§ JOB
In the records below, pick out all lines containing the word "detached".

-- Start of MATERIAL PROVIDED --

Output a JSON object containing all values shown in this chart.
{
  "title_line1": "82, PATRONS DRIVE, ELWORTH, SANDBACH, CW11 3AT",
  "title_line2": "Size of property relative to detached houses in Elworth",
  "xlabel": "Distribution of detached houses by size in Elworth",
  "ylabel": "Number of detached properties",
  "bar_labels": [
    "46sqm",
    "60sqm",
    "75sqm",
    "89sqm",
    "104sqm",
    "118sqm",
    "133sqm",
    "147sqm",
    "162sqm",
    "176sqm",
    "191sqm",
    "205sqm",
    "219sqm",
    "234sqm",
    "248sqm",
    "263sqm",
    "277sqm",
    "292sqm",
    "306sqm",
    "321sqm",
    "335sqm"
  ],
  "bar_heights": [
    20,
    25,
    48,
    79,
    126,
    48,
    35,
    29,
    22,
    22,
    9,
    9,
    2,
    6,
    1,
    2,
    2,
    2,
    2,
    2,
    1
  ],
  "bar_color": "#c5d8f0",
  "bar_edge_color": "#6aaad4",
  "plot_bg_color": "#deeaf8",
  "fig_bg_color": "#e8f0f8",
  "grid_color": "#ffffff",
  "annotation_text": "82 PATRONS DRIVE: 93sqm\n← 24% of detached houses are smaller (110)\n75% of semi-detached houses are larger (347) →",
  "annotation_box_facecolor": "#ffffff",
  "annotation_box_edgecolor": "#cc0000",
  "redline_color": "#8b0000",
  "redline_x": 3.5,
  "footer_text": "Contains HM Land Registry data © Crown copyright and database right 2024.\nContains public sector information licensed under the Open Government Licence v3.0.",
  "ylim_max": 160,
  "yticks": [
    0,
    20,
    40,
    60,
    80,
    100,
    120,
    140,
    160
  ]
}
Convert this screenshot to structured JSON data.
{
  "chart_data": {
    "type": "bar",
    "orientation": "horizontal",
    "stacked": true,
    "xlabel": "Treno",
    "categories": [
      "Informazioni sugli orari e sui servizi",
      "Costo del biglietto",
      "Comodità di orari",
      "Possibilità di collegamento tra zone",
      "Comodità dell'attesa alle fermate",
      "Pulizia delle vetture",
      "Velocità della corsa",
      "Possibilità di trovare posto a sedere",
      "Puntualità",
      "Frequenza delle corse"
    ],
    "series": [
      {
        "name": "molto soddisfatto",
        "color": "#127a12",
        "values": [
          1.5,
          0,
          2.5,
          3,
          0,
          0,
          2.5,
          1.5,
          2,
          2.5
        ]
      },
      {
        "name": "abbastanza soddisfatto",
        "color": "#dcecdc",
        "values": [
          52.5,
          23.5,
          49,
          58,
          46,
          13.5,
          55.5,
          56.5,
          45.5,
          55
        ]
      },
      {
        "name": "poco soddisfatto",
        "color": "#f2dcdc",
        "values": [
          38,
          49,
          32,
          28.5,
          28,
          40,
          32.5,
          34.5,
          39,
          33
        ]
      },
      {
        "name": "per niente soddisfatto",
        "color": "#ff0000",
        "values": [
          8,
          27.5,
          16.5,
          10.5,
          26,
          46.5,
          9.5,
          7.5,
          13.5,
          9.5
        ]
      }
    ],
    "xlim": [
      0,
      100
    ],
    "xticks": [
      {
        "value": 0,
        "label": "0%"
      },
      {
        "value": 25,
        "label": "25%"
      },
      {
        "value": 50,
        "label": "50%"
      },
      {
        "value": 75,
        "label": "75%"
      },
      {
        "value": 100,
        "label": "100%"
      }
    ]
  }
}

-- End of MATERIAL PROVIDED --

§ WRITTEN ANSWER
  "title_line2": "Size of property relative to detached houses in Elworth",
  "xlabel": "Distribution of detached houses by size in Elworth",
  "ylabel": "Number of detached properties",
  "annotation_text": "82 PATRONS DRIVE: 93sqm\n← 24% of detached houses are smaller (110)\n75% of semi-detached houses are larger (347) →",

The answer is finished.